-- Start of Dataset records --

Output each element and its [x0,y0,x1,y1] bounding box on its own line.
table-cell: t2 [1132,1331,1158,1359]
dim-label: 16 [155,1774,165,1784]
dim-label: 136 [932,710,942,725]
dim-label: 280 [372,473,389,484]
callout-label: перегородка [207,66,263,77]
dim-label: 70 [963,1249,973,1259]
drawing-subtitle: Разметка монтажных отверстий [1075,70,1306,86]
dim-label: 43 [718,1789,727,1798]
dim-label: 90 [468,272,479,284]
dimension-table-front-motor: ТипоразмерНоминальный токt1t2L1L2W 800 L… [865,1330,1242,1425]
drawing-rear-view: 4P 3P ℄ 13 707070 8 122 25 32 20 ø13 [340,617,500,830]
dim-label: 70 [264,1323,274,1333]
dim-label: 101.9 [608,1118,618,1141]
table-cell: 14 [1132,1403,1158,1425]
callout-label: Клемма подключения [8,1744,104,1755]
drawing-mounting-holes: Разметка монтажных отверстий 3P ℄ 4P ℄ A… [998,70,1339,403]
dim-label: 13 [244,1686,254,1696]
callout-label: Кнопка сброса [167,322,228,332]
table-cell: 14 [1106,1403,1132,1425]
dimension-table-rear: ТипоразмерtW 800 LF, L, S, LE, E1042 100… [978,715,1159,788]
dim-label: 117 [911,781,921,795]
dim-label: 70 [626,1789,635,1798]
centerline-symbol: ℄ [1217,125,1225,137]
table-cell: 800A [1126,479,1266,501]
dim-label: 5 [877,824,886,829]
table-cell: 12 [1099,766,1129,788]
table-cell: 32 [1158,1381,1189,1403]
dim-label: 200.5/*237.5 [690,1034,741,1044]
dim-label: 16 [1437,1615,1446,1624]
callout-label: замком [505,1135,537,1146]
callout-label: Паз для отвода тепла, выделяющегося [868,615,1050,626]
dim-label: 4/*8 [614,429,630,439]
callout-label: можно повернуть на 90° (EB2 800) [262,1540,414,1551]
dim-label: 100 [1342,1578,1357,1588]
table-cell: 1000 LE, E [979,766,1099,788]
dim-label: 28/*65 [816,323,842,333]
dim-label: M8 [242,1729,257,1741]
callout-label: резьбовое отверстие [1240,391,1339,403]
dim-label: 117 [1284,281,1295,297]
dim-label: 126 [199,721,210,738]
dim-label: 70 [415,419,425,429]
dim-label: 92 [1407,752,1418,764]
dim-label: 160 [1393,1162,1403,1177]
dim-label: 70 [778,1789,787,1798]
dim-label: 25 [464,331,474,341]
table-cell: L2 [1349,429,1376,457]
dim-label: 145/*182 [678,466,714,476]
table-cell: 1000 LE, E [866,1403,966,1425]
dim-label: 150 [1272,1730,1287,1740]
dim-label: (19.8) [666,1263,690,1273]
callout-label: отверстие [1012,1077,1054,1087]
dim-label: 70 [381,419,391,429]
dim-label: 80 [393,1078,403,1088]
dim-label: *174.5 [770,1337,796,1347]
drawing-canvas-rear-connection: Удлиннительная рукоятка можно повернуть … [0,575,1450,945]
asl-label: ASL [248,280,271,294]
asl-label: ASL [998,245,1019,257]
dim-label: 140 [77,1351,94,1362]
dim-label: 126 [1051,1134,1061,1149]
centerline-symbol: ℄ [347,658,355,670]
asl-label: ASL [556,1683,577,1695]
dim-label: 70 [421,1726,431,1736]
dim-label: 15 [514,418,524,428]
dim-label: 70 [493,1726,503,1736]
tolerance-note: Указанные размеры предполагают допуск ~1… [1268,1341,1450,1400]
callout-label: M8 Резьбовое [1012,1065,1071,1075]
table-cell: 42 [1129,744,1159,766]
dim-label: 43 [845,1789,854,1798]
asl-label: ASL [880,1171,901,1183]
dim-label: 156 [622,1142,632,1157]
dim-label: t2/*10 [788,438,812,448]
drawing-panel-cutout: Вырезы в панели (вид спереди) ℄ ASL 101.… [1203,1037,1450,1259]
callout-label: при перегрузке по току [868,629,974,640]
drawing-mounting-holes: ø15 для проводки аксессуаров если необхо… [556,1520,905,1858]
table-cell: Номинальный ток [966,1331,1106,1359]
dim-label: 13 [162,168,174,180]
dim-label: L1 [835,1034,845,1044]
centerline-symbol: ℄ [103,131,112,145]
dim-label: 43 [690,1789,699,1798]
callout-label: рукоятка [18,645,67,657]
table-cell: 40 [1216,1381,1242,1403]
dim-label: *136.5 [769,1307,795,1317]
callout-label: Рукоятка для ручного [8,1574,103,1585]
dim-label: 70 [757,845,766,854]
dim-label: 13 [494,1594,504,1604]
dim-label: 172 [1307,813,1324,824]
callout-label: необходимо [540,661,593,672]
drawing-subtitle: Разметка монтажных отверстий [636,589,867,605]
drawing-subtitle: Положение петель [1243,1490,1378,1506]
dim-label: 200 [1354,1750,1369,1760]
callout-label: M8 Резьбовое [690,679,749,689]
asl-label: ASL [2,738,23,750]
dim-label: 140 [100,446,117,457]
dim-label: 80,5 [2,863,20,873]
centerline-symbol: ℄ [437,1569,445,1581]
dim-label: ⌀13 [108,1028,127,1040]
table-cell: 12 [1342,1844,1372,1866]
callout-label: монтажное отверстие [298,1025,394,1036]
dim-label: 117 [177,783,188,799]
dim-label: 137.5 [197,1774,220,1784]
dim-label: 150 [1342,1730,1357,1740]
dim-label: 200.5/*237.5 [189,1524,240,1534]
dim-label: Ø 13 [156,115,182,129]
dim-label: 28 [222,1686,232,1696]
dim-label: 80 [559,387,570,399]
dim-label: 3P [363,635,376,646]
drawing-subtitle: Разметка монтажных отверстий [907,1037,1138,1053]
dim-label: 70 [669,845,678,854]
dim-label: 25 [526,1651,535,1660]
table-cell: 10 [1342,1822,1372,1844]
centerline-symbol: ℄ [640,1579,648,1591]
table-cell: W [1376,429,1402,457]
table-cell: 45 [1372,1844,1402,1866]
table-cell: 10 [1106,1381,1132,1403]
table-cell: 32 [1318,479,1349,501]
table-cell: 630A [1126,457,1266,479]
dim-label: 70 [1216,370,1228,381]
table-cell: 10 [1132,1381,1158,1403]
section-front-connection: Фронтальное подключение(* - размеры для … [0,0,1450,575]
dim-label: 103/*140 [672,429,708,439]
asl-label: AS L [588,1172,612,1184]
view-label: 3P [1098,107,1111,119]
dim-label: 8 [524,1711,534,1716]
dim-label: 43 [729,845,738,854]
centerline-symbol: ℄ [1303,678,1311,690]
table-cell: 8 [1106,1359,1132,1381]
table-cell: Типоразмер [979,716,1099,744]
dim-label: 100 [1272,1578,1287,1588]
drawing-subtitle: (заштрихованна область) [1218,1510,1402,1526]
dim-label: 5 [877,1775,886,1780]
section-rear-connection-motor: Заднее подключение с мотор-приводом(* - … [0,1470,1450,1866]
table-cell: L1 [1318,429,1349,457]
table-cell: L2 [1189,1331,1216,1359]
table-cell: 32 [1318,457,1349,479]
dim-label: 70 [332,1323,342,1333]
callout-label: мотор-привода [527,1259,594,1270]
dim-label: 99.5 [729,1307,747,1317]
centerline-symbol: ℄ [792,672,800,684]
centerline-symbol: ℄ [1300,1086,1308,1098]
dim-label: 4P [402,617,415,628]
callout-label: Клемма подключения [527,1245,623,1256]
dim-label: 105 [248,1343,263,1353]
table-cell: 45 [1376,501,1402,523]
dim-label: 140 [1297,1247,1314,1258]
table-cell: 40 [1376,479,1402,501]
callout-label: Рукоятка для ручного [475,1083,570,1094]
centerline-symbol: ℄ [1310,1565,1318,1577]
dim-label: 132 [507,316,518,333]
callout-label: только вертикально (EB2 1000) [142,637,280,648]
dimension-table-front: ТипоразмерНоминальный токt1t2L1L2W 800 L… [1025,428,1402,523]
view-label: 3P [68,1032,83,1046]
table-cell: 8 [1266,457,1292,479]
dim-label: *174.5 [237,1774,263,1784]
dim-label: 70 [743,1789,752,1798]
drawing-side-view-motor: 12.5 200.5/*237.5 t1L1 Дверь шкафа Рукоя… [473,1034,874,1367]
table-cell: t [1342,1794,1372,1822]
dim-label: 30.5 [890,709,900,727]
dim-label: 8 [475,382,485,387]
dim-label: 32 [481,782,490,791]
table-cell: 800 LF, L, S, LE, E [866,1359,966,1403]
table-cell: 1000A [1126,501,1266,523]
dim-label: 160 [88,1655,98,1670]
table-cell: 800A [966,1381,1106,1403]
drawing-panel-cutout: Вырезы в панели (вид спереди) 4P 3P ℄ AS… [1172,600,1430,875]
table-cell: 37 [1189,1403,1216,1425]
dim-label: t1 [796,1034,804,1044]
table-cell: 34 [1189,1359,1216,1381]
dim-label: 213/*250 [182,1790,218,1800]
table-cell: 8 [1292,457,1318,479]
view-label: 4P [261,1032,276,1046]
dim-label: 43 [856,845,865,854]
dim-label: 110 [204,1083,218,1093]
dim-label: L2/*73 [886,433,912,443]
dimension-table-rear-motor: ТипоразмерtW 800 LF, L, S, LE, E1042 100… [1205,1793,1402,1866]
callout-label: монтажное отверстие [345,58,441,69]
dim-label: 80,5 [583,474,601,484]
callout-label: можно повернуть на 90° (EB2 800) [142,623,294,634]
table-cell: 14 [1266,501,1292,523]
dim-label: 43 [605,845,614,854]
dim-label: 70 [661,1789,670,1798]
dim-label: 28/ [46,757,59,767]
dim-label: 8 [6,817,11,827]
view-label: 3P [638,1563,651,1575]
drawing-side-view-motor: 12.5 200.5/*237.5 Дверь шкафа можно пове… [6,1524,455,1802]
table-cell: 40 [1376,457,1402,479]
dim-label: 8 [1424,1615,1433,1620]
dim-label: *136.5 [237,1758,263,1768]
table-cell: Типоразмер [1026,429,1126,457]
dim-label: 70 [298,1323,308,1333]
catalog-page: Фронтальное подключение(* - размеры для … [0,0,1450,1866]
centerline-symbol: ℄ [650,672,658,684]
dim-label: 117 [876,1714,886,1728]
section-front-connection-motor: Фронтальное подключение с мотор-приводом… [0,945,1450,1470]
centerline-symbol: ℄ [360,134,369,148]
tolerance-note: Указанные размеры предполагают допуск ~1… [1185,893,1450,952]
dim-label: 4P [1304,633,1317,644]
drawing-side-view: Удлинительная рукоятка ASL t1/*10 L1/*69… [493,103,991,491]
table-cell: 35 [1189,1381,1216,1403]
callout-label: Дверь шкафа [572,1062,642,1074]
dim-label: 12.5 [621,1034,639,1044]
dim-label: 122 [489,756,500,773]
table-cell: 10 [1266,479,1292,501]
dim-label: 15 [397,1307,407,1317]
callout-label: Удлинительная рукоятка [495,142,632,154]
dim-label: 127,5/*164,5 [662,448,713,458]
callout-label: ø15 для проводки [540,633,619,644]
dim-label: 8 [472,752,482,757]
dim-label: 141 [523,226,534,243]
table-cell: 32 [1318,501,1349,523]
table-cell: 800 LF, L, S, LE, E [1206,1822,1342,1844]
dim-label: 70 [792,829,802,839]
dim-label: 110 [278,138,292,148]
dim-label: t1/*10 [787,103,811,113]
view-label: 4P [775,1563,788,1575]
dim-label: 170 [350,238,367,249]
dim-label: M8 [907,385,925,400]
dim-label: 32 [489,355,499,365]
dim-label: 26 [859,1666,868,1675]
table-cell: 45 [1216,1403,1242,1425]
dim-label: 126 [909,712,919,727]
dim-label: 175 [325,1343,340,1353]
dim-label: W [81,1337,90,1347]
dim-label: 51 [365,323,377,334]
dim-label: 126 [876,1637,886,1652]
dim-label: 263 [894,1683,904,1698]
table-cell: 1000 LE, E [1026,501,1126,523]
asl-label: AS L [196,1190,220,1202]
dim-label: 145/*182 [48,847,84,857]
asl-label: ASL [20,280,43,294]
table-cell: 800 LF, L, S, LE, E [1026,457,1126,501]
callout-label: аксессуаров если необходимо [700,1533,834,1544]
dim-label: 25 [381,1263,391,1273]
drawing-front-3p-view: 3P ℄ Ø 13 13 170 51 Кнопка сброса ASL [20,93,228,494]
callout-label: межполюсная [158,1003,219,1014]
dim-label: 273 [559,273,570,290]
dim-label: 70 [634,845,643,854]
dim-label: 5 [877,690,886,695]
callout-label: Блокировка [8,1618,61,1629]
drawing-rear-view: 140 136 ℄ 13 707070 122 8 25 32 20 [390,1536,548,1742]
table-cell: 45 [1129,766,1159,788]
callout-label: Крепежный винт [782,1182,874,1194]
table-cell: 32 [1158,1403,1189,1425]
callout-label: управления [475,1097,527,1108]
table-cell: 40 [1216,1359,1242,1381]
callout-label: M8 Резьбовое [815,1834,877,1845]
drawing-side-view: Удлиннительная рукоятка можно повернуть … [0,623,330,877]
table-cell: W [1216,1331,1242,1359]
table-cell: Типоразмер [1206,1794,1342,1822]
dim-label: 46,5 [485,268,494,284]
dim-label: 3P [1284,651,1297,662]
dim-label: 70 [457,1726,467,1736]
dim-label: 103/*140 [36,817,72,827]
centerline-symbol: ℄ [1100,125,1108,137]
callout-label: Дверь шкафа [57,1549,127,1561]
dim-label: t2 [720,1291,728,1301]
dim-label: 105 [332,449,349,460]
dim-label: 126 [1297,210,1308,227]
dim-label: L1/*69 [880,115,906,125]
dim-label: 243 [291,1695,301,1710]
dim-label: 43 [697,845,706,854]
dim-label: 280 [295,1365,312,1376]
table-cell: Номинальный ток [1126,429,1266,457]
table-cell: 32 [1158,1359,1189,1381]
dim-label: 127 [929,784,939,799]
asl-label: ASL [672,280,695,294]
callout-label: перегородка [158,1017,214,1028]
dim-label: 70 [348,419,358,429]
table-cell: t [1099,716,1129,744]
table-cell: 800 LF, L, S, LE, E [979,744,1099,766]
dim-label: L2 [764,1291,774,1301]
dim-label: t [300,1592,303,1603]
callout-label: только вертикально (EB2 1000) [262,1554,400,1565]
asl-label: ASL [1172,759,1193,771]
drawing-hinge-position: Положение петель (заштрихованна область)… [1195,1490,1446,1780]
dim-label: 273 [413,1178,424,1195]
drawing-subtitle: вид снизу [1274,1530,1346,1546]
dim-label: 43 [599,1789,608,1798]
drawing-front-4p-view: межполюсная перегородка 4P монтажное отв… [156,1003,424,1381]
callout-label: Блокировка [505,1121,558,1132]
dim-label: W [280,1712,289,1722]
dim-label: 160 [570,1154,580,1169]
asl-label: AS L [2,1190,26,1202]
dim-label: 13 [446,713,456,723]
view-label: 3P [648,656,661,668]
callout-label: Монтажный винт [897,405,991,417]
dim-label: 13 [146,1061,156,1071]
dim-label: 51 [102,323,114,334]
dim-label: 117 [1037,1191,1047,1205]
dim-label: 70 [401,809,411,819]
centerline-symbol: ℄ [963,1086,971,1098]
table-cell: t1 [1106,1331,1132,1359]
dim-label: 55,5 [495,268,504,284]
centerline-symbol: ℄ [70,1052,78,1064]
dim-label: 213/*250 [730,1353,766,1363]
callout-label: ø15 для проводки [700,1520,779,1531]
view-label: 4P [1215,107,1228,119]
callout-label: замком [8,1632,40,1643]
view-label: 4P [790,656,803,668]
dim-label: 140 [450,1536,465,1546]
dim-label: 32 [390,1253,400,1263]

-- End of Dataset records --

## What this task involves
Render the item lines from the very first one through the line containing "dimension-table-front-motor: ТипоразмерНоминальный токt1t2L1L2W" as a Markdown table with the columns Row and Item line, leaving out any blank lines.

## Final answer
| Row | Item line |
|---|---|
| 1 | Output each element and its [x0,y0,x1,y1] bounding box on its own line. |
| 2 | table-cell: t2 [1132,1331,1158,1359] |
| 3 | dim-label: 16 [155,1774,165,1784] |
| 4 | dim-label: 136 [932,710,942,725] |
| 5 | dim-label: 280 [372,473,389,484] |
| 6 | callout-label: перегородка [207,66,263,77] |
| 7 | dim-label: 70 [963,1249,973,1259] |
| 8 | drawing-subtitle: Разметка монтажных отверстий [1075,70,1306,86] |
| 9 | dim-label: 43 [718,1789,727,1798] |
| 10 | dim-label: 90 [468,272,479,284] |
| 11 | dimension-table-front-motor: ТипоразмерНоминальный токt1t2L1L2W 800 L… [865,1330,1242,1425] |